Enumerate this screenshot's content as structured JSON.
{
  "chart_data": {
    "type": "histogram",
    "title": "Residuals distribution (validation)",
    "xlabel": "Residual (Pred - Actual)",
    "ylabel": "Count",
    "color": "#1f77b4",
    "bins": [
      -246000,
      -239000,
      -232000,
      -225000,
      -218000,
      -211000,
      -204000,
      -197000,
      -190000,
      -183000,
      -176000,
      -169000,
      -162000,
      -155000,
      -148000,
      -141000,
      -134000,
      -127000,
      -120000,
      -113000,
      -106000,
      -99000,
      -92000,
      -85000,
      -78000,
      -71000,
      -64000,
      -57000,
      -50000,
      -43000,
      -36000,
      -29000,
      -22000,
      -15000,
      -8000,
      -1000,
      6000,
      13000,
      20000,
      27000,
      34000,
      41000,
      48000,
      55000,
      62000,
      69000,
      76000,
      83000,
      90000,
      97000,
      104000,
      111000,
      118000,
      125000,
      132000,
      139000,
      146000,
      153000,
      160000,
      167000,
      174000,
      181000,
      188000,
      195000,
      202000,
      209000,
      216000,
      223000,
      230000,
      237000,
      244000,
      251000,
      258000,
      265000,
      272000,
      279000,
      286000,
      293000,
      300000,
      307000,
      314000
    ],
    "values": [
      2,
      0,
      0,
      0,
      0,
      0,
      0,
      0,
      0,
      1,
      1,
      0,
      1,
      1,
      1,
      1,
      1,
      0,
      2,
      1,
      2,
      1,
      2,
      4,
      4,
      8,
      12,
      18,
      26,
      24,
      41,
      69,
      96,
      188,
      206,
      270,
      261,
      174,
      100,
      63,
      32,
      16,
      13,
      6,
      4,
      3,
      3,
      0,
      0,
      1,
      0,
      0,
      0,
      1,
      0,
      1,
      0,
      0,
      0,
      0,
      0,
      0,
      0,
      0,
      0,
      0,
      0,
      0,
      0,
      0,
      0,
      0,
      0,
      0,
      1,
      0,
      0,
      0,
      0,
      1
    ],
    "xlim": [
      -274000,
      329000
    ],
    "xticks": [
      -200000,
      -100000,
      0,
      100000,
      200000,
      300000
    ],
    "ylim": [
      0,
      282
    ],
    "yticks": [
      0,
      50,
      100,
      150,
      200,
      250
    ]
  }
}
================================
Without changing a word, restate the whole listing.

Enumerate this screenshot's content as structured JSON.
{
  "chart_data": {
    "type": "histogram",
    "title": "Residuals distribution (validation)",
    "xlabel": "Residual (Pred - Actual)",
    "ylabel": "Count",
    "color": "#1f77b4",
    "bins": [
      -246000,
      -239000,
      -232000,
      -225000,
      -218000,
      -211000,
      -204000,
      -197000,
      -190000,
      -183000,
      -176000,
      -169000,
      -162000,
      -155000,
      -148000,
      -141000,
      -134000,
      -127000,
      -120000,
      -113000,
      -106000,
      -99000,
      -92000,
      -85000,
      -78000,
      -71000,
      -64000,
      -57000,
      -50000,
      -43000,
      -36000,
      -29000,
      -22000,
      -15000,
      -8000,
      -1000,
      6000,
      13000,
      20000,
      27000,
      34000,
      41000,
      48000,
      55000,
      62000,
      69000,
      76000,
      83000,
      90000,
      97000,
      104000,
      111000,
      118000,
      125000,
      132000,
      139000,
      146000,
      153000,
      160000,
      167000,
      174000,
      181000,
      188000,
      195000,
      202000,
      209000,
      216000,
      223000,
      230000,
      237000,
      244000,
      251000,
      258000,
      265000,
      272000,
      279000,
      286000,
      293000,
      300000,
      307000,
      314000
    ],
    "values": [
      2,
      0,
      0,
      0,
      0,
      0,
      0,
      0,
      0,
      1,
      1,
      0,
      1,
      1,
      1,
      1,
      1,
      0,
      2,
      1,
      2,
      1,
      2,
      4,
      4,
      8,
      12,
      18,
      26,
      24,
      41,
      69,
      96,
      188,
      206,
      270,
      261,
      174,
      100,
      63,
      32,
      16,
      13,
      6,
      4,
      3,
      3,
      0,
      0,
      1,
      0,
      0,
      0,
      1,
      0,
      1,
      0,
      0,
      0,
      0,
      0,
      0,
      0,
      0,
      0,
      0,
      0,
      0,
      0,
      0,
      0,
      0,
      0,
      0,
      1,
      0,
      0,
      0,
      0,
      1
    ],
    "xlim": [
      -274000,
      329000
    ],
    "xticks": [
      -200000,
      -100000,
      0,
      100000,
      200000,
      300000
    ],
    "ylim": [
      0,
      282
    ],
    "yticks": [
      0,
      50,
      100,
      150,
      200,
      250
    ]
  }
}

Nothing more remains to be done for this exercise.